◆ Data provided
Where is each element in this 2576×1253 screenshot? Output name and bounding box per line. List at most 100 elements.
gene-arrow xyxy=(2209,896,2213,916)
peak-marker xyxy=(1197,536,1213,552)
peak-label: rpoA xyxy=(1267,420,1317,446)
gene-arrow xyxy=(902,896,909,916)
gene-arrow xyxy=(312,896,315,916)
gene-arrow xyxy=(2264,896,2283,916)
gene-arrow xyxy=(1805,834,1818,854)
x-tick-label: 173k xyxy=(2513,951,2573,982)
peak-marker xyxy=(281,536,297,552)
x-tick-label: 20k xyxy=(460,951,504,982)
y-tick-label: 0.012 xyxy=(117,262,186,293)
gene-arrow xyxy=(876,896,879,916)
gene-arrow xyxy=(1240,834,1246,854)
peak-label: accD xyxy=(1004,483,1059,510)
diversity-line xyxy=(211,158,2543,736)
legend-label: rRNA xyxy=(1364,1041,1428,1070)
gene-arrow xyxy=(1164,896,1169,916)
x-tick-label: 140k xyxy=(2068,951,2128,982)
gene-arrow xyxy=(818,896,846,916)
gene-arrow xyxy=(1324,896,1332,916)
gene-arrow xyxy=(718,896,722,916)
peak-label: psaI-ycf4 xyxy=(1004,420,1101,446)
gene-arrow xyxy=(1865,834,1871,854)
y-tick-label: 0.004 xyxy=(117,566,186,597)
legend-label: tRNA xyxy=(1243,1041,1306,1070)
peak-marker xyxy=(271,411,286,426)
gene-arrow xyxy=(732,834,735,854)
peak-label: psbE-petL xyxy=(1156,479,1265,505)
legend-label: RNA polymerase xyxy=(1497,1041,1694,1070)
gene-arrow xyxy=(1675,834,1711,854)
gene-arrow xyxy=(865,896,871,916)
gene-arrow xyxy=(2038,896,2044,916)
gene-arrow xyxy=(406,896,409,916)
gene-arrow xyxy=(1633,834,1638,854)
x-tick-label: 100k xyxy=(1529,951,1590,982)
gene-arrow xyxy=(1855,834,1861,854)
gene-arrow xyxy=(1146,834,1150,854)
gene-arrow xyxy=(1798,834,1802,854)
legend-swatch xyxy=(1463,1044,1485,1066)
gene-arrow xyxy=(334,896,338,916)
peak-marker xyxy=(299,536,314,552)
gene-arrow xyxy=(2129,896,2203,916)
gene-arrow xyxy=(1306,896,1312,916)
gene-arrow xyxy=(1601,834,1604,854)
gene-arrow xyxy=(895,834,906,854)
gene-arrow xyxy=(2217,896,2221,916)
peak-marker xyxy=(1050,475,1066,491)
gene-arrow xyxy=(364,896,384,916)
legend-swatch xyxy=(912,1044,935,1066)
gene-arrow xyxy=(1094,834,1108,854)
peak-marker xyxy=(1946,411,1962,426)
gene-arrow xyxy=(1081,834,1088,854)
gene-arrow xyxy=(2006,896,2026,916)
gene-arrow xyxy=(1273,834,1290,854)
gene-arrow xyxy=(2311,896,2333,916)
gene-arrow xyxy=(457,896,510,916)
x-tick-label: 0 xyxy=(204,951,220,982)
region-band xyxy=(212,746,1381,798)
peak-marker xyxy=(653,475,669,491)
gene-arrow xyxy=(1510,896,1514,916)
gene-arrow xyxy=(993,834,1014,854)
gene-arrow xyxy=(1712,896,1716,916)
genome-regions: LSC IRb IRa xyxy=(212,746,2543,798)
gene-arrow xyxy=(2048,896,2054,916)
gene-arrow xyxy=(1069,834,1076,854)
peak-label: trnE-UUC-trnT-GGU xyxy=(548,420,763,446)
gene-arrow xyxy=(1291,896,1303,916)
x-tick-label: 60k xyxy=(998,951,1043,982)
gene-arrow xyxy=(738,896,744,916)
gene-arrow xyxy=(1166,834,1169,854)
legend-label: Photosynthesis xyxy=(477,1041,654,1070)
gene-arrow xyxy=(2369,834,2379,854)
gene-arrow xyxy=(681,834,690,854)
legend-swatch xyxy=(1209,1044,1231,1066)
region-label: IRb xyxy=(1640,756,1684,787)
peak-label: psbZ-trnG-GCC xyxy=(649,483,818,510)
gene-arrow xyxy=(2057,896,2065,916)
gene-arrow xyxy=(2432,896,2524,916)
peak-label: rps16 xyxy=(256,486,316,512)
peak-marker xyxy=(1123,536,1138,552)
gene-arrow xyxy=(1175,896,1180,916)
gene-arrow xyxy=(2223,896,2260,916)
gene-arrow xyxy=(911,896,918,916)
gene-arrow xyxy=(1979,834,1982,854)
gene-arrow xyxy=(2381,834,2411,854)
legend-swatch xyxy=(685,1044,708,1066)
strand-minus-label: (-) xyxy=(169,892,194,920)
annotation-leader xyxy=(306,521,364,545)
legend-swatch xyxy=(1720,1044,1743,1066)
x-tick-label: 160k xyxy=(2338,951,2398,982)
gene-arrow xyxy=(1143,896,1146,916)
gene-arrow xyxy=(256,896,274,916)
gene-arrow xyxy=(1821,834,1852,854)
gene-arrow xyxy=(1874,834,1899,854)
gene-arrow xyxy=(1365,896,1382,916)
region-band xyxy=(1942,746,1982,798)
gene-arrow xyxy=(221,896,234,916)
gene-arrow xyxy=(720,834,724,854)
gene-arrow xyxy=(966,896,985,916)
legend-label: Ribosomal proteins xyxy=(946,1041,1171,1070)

◆ Task statement
All lines in the material are to be returned exactly.

◆ Your solution
Where is each element in this 2576×1253 screenshot? Output name and bounding box per line. List at most 100 elements.
gene-arrow xyxy=(2209,896,2213,916)
peak-marker xyxy=(1197,536,1213,552)
peak-label: rpoA xyxy=(1267,420,1317,446)
gene-arrow xyxy=(902,896,909,916)
gene-arrow xyxy=(312,896,315,916)
gene-arrow xyxy=(2264,896,2283,916)
gene-arrow xyxy=(1805,834,1818,854)
x-tick-label: 173k xyxy=(2513,951,2573,982)
peak-marker xyxy=(281,536,297,552)
x-tick-label: 20k xyxy=(460,951,504,982)
y-tick-label: 0.012 xyxy=(117,262,186,293)
gene-arrow xyxy=(876,896,879,916)
gene-arrow xyxy=(1240,834,1246,854)
peak-label: accD xyxy=(1004,483,1059,510)
diversity-line xyxy=(211,158,2543,736)
legend-label: rRNA xyxy=(1364,1041,1428,1070)
gene-arrow xyxy=(1164,896,1169,916)
x-tick-label: 140k xyxy=(2068,951,2128,982)
gene-arrow xyxy=(818,896,846,916)
gene-arrow xyxy=(1324,896,1332,916)
gene-arrow xyxy=(718,896,722,916)
peak-label: psaI-ycf4 xyxy=(1004,420,1101,446)
gene-arrow xyxy=(1865,834,1871,854)
y-tick-label: 0.004 xyxy=(117,566,186,597)
legend-label: tRNA xyxy=(1243,1041,1306,1070)
peak-marker xyxy=(271,411,286,426)
gene-arrow xyxy=(732,834,735,854)
peak-label: psbE-petL xyxy=(1156,479,1265,505)
legend-label: RNA polymerase xyxy=(1497,1041,1694,1070)
gene-arrow xyxy=(1675,834,1711,854)
gene-arrow xyxy=(865,896,871,916)
gene-arrow xyxy=(2038,896,2044,916)
gene-arrow xyxy=(406,896,409,916)
gene-arrow xyxy=(1633,834,1638,854)
x-tick-label: 100k xyxy=(1529,951,1590,982)
gene-arrow xyxy=(1855,834,1861,854)
gene-arrow xyxy=(1146,834,1150,854)
gene-arrow xyxy=(1798,834,1802,854)
legend-swatch xyxy=(1463,1044,1485,1066)
gene-arrow xyxy=(334,896,338,916)
peak-marker xyxy=(299,536,314,552)
gene-arrow xyxy=(2129,896,2203,916)
gene-arrow xyxy=(1306,896,1312,916)
gene-arrow xyxy=(1601,834,1604,854)
gene-arrow xyxy=(895,834,906,854)
gene-arrow xyxy=(2217,896,2221,916)
peak-marker xyxy=(1050,475,1066,491)
gene-arrow xyxy=(364,896,384,916)
legend-swatch xyxy=(912,1044,935,1066)
gene-arrow xyxy=(1094,834,1108,854)
peak-marker xyxy=(1946,411,1962,426)
gene-arrow xyxy=(1081,834,1088,854)
gene-arrow xyxy=(2006,896,2026,916)
gene-arrow xyxy=(1273,834,1290,854)
gene-arrow xyxy=(2311,896,2333,916)
gene-arrow xyxy=(457,896,510,916)
x-tick-label: 0 xyxy=(204,951,220,982)
region-band xyxy=(212,746,1381,798)
peak-marker xyxy=(653,475,669,491)
gene-arrow xyxy=(1510,896,1514,916)
gene-arrow xyxy=(993,834,1014,854)
gene-arrow xyxy=(1712,896,1716,916)
genome-regions: LSC IRb IRa xyxy=(212,746,2543,798)
gene-arrow xyxy=(2048,896,2054,916)
gene-arrow xyxy=(1069,834,1076,854)
peak-label: trnE-UUC-trnT-GGU xyxy=(548,420,763,446)
gene-arrow xyxy=(1291,896,1303,916)
x-tick-label: 60k xyxy=(998,951,1043,982)
gene-arrow xyxy=(738,896,744,916)
gene-arrow xyxy=(1166,834,1169,854)
legend-label: Photosynthesis xyxy=(477,1041,654,1070)
gene-arrow xyxy=(2369,834,2379,854)
gene-arrow xyxy=(681,834,690,854)
legend-swatch xyxy=(1209,1044,1231,1066)
region-label: IRb xyxy=(1640,756,1684,787)
peak-label: psbZ-trnG-GCC xyxy=(649,483,818,510)
gene-arrow xyxy=(2057,896,2065,916)
gene-arrow xyxy=(2432,896,2524,916)
peak-label: rps16 xyxy=(256,486,316,512)
peak-marker xyxy=(1123,536,1138,552)
gene-arrow xyxy=(1175,896,1180,916)
gene-arrow xyxy=(2223,896,2260,916)
gene-arrow xyxy=(911,896,918,916)
gene-arrow xyxy=(1979,834,1982,854)
gene-arrow xyxy=(2381,834,2411,854)
legend-swatch xyxy=(685,1044,708,1066)
strand-minus-label: (-) xyxy=(169,892,194,920)
annotation-leader xyxy=(306,521,364,545)
legend-swatch xyxy=(1720,1044,1743,1066)
x-tick-label: 160k xyxy=(2338,951,2398,982)
gene-arrow xyxy=(1143,896,1146,916)
gene-arrow xyxy=(256,896,274,916)
gene-arrow xyxy=(1821,834,1852,854)
gene-arrow xyxy=(1874,834,1899,854)
gene-arrow xyxy=(1365,896,1382,916)
region-band xyxy=(1942,746,1982,798)
gene-arrow xyxy=(221,896,234,916)
gene-arrow xyxy=(720,834,724,854)
gene-arrow xyxy=(966,896,985,916)
legend-label: Ribosomal proteins xyxy=(946,1041,1171,1070)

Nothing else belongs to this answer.